> [Exercise details] Retype the items below verbatim, starting at the line that contains "Patent image size: (829, 466)." and ending after the line that contains "The detector 506 is at (677, 258).".

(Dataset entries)
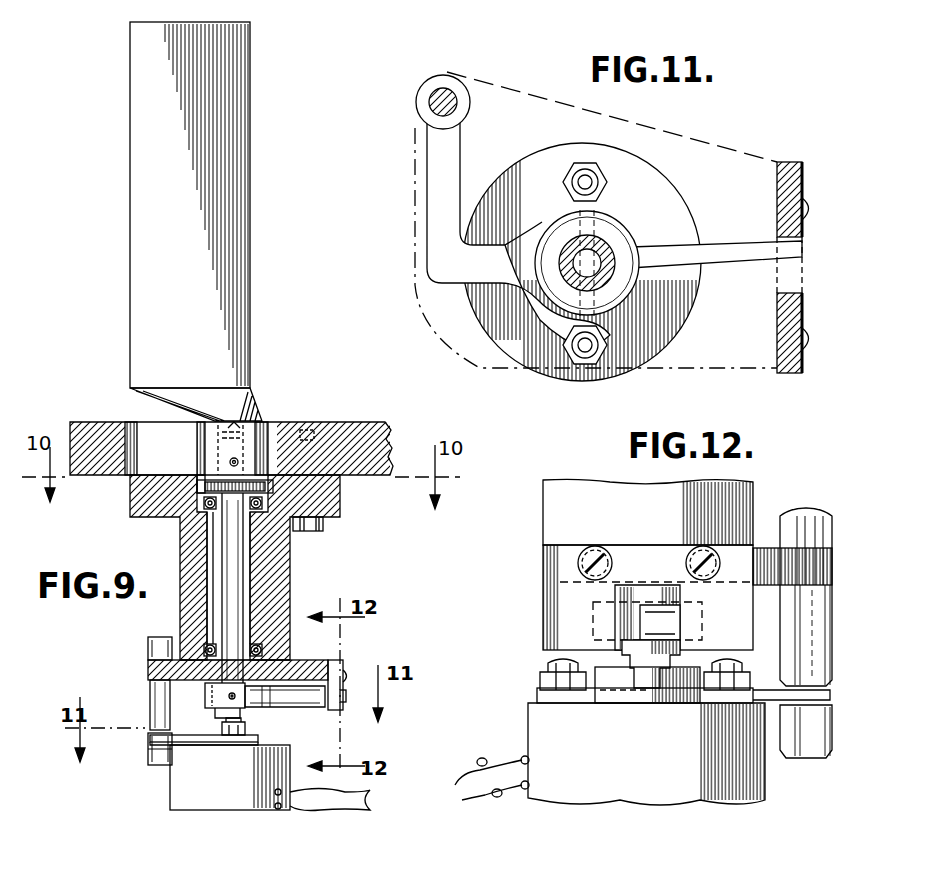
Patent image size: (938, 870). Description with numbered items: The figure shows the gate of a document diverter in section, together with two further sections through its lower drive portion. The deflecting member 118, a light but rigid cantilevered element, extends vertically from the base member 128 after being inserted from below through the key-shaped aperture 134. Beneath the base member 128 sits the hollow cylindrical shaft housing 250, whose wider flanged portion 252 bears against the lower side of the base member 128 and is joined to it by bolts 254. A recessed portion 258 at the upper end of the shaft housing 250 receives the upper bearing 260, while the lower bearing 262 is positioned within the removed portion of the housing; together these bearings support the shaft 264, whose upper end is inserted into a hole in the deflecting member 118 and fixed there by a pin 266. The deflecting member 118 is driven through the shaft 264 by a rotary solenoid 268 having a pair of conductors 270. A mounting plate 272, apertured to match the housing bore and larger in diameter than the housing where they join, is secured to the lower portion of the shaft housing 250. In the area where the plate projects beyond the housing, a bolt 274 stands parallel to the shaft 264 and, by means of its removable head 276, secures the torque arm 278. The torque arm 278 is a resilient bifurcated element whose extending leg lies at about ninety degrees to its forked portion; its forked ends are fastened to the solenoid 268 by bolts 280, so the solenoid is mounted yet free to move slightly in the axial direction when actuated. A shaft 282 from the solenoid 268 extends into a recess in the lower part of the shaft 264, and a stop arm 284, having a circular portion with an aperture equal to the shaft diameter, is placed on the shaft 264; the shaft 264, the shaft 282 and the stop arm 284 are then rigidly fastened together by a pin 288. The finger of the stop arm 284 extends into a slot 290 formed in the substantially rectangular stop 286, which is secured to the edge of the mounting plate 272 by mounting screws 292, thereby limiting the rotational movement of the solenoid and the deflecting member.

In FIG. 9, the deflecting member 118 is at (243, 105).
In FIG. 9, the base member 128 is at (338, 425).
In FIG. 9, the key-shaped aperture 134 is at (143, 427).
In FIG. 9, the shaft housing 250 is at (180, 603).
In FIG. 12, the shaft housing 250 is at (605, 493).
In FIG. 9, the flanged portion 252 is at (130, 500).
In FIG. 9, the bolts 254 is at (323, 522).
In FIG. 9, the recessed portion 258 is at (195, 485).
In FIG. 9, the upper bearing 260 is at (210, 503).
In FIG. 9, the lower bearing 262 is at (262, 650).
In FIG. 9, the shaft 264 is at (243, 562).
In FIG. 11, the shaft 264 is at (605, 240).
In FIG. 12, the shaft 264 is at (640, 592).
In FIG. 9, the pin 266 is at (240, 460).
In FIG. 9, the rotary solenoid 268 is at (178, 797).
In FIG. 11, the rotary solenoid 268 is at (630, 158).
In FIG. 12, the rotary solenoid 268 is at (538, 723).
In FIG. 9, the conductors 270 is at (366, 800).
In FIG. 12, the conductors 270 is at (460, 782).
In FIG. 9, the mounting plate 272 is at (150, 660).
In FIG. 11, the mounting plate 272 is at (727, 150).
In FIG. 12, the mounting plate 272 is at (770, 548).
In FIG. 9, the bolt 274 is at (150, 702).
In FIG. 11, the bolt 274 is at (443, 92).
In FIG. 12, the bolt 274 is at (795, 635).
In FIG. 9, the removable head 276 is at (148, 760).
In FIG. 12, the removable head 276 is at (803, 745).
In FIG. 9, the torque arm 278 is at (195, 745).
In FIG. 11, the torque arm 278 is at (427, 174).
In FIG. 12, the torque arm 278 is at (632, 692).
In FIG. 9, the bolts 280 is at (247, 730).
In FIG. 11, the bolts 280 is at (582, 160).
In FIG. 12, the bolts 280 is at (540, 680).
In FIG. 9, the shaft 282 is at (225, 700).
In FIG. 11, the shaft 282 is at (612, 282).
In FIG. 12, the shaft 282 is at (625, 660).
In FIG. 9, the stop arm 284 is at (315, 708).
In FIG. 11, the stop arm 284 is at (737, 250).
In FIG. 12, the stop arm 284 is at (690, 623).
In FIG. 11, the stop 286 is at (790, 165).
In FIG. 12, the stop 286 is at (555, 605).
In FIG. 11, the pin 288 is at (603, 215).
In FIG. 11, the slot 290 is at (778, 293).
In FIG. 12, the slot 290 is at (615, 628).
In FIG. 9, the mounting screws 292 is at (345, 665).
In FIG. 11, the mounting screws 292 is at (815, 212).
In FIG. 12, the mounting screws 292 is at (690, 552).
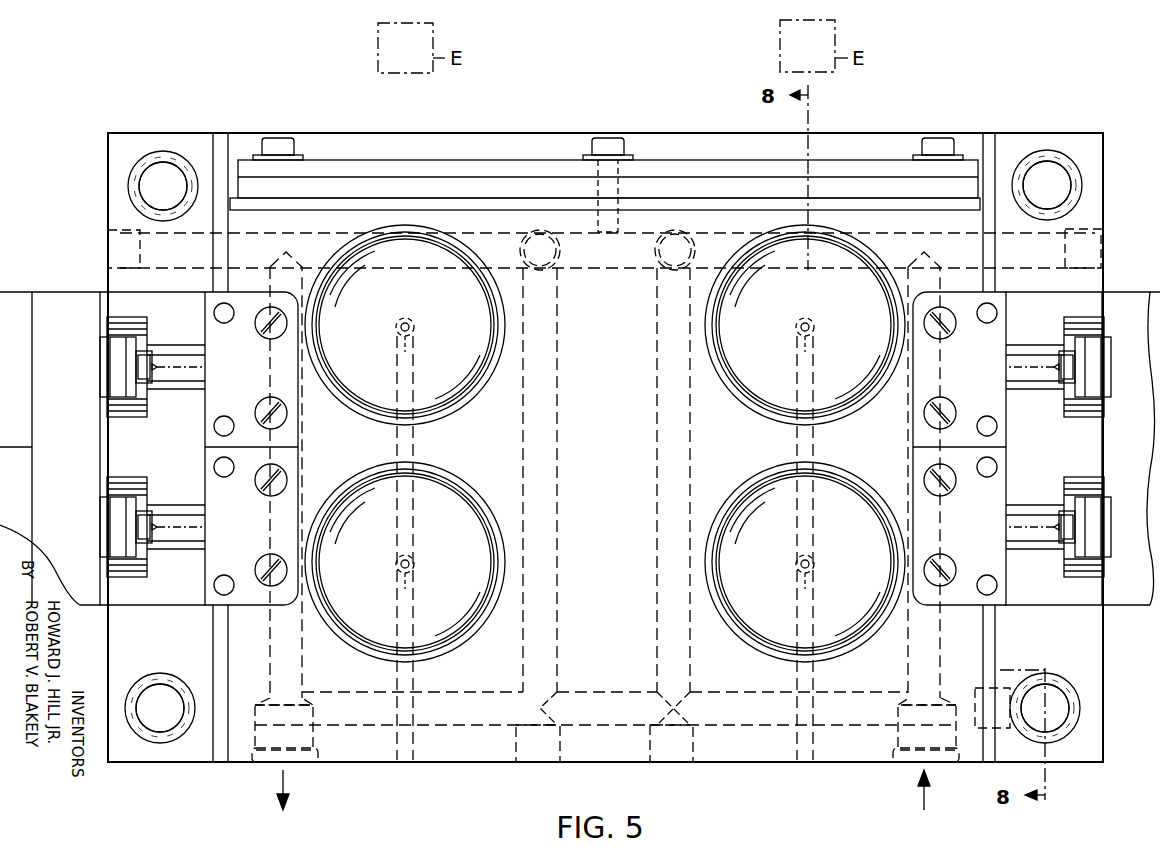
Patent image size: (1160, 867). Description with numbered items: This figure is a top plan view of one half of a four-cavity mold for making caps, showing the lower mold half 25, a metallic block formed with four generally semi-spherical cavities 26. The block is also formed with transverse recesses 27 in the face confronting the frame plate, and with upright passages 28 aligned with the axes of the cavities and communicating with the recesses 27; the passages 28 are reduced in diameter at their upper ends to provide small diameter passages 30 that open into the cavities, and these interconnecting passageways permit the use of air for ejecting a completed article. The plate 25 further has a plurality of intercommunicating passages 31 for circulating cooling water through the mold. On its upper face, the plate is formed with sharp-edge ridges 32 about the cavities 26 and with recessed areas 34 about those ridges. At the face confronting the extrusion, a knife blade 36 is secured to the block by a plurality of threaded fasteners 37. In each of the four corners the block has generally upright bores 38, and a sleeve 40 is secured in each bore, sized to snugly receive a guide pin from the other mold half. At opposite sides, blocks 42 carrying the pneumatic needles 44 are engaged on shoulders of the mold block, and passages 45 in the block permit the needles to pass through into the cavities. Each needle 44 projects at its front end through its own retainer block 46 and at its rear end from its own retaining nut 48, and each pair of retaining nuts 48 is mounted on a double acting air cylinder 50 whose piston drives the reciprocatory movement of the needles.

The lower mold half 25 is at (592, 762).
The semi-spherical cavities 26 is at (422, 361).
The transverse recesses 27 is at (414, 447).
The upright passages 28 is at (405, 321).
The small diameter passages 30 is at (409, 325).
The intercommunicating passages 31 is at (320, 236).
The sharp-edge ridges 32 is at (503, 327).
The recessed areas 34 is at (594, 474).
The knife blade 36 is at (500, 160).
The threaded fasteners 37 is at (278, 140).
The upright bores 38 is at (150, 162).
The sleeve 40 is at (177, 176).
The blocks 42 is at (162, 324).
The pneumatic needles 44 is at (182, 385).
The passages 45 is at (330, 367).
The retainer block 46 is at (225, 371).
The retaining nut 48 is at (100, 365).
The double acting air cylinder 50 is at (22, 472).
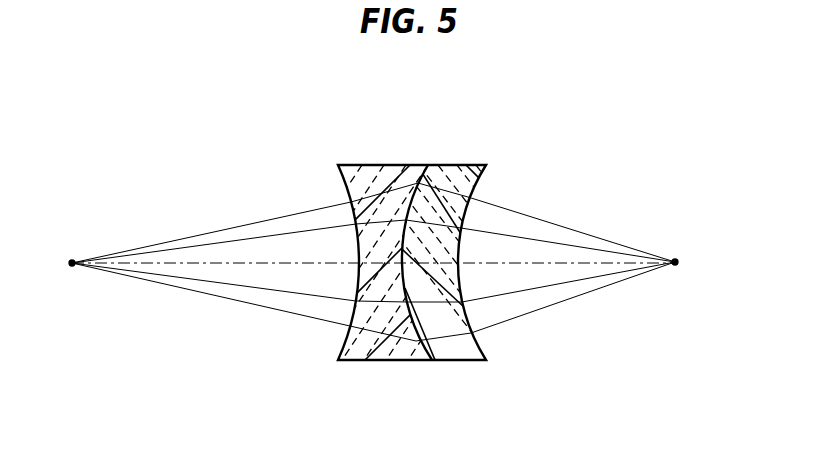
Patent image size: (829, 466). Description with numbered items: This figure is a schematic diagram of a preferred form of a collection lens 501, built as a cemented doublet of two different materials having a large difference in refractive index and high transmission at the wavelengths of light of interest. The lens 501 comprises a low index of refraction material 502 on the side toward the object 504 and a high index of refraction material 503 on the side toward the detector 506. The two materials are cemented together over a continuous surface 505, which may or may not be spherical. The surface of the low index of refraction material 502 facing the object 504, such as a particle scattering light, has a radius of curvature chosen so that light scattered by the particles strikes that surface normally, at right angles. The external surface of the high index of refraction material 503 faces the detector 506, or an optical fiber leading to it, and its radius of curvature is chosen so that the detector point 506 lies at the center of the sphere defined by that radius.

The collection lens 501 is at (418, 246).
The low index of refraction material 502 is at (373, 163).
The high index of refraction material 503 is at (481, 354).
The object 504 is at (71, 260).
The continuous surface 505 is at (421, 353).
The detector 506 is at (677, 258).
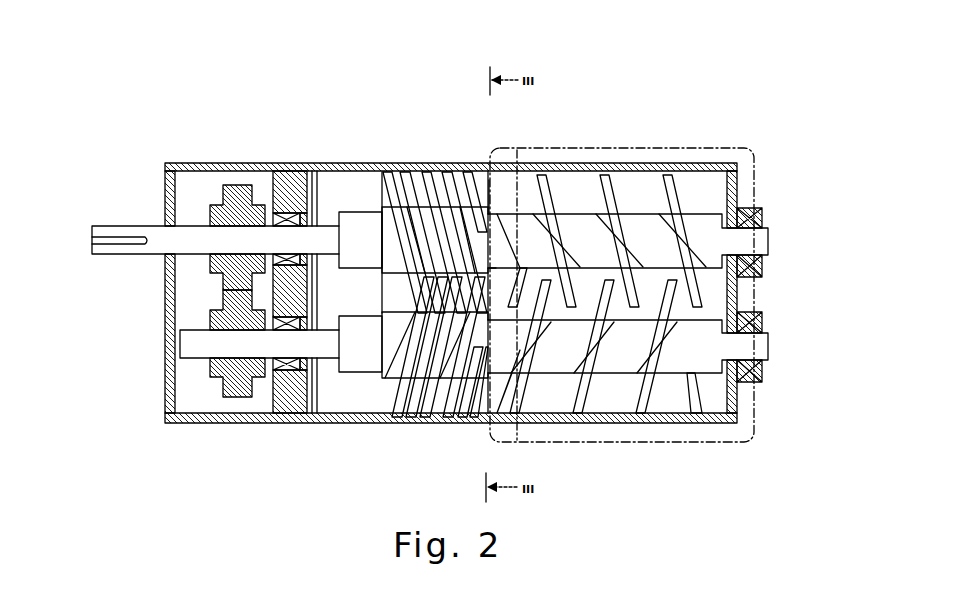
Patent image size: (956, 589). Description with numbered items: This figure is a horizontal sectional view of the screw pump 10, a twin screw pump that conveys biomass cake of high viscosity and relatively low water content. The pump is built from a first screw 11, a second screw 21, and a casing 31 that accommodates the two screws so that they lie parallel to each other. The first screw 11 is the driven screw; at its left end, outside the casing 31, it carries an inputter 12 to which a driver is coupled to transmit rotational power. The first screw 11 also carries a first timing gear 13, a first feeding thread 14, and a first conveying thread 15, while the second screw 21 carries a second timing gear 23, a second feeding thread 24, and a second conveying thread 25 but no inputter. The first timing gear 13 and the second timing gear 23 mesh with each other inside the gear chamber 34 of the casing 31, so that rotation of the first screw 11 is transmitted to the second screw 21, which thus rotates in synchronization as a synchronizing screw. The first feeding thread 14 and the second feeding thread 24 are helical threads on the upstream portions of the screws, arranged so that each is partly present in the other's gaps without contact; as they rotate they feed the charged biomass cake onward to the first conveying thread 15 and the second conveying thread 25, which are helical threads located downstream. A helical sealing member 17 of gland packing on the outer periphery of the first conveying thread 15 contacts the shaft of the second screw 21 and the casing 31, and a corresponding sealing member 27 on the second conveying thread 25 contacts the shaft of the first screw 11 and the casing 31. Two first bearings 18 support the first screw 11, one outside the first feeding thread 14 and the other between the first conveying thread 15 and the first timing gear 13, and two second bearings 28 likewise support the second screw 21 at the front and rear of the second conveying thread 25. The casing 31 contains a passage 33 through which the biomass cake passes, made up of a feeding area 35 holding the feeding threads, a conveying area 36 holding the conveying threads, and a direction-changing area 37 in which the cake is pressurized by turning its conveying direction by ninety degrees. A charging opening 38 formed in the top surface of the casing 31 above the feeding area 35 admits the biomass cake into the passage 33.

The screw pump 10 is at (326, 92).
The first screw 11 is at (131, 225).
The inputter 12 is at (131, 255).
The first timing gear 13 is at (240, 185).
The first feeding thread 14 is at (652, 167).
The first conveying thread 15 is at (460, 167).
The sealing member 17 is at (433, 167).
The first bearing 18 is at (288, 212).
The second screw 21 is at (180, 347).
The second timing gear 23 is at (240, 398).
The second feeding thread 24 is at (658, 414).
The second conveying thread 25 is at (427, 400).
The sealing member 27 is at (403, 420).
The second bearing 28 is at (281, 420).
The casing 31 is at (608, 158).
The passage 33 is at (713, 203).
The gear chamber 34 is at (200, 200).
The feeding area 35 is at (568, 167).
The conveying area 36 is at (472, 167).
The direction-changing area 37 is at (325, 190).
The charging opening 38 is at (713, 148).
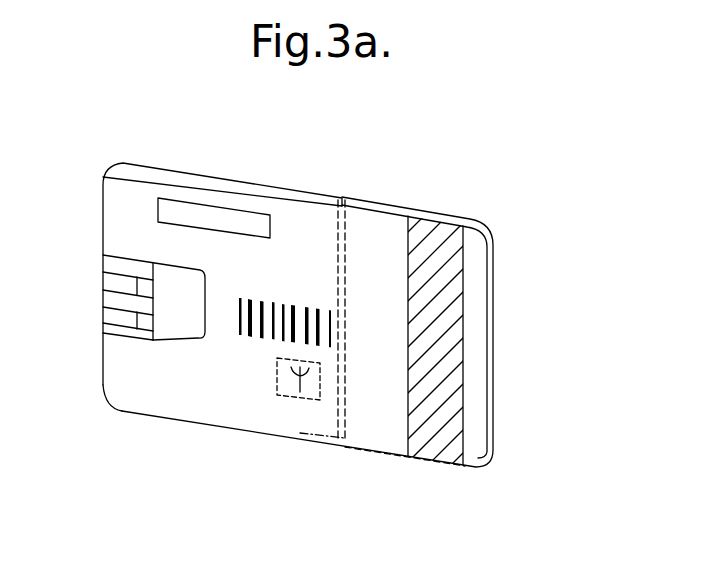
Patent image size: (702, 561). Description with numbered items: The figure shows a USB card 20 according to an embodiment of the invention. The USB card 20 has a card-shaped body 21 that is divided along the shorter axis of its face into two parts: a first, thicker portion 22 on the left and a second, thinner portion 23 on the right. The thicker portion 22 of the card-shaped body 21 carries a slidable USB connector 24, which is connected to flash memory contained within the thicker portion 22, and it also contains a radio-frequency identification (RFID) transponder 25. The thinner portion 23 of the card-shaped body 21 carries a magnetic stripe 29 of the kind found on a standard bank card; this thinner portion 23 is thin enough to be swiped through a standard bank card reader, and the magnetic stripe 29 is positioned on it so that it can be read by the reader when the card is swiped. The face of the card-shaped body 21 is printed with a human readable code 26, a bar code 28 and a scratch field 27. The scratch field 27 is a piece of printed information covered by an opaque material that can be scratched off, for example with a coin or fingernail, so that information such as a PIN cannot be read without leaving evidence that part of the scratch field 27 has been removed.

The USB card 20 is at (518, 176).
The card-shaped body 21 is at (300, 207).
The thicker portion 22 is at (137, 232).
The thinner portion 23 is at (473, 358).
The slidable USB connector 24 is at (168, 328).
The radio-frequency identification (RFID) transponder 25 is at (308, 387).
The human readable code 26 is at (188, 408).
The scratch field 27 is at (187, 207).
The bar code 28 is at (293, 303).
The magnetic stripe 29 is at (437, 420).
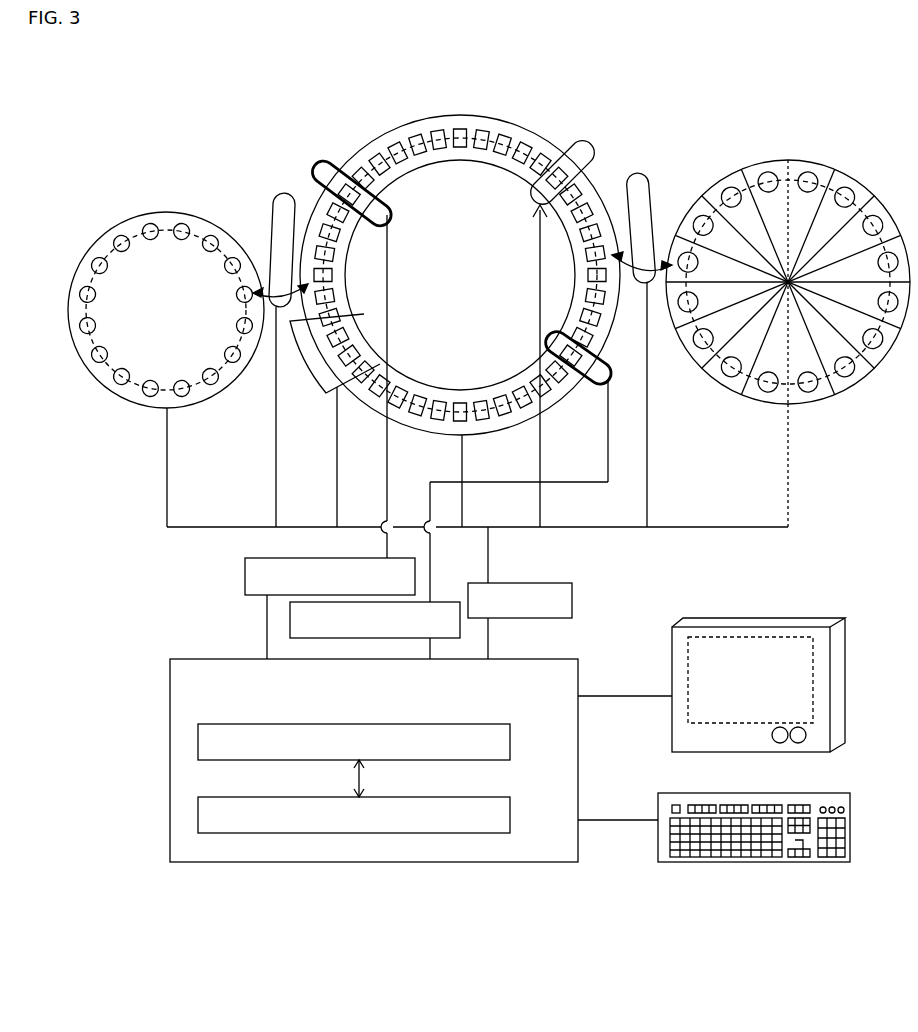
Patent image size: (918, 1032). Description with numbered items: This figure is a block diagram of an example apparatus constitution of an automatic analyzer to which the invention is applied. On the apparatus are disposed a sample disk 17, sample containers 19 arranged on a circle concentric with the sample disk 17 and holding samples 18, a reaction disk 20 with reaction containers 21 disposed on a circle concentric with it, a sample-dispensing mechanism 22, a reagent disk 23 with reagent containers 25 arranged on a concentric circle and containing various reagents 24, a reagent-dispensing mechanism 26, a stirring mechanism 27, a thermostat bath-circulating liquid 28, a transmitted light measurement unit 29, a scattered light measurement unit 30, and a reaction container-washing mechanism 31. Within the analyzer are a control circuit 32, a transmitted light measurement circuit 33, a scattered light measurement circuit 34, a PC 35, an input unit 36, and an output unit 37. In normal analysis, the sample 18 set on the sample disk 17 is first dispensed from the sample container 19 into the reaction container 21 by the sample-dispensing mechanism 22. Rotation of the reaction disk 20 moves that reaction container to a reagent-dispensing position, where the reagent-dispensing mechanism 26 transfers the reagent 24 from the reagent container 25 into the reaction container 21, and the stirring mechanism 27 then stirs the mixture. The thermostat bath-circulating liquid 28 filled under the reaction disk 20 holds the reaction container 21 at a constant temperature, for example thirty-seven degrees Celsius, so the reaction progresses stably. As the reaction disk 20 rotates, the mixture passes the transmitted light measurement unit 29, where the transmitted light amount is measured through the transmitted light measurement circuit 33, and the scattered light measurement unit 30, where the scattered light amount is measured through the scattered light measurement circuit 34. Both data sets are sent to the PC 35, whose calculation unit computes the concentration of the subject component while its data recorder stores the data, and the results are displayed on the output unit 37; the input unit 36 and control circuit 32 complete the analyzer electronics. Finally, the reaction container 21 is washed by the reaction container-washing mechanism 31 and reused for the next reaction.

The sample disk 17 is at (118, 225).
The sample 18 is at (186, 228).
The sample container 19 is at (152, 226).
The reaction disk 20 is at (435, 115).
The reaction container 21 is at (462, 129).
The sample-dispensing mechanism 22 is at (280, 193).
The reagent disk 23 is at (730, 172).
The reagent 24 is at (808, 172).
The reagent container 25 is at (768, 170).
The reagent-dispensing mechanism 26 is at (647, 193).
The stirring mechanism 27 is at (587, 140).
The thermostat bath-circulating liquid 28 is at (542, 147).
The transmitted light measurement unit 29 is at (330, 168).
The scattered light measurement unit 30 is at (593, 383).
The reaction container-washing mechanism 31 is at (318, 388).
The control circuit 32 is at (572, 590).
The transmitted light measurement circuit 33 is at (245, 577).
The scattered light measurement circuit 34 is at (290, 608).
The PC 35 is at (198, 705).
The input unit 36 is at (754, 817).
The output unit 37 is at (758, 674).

> [Solution below]
Patent image size: (829, 466). Description with numbered items: This figure is a schematic diagram of a preferred form of a collection lens 501, built as a cemented doublet of two different materials having a large difference in refractive index and high transmission at the wavelengths of light of interest. The lens 501 comprises a low index of refraction material 502 on the side toward the object 504 and a high index of refraction material 503 on the side toward the detector 506. The two materials are cemented together over a continuous surface 505, which may or may not be spherical. The surface of the low index of refraction material 502 facing the object 504, such as a particle scattering light, has a radius of curvature chosen so that light scattered by the particles strikes that surface normally, at right angles. The external surface of the high index of refraction material 503 faces the detector 506, or an optical fiber leading to it, and its radius of curvature is chosen so that the detector point 506 lies at the center of the sphere defined by that radius.

The collection lens 501 is at (418, 246).
The low index of refraction material 502 is at (373, 163).
The high index of refraction material 503 is at (481, 354).
The object 504 is at (71, 260).
The continuous surface 505 is at (421, 353).
The detector 506 is at (677, 258).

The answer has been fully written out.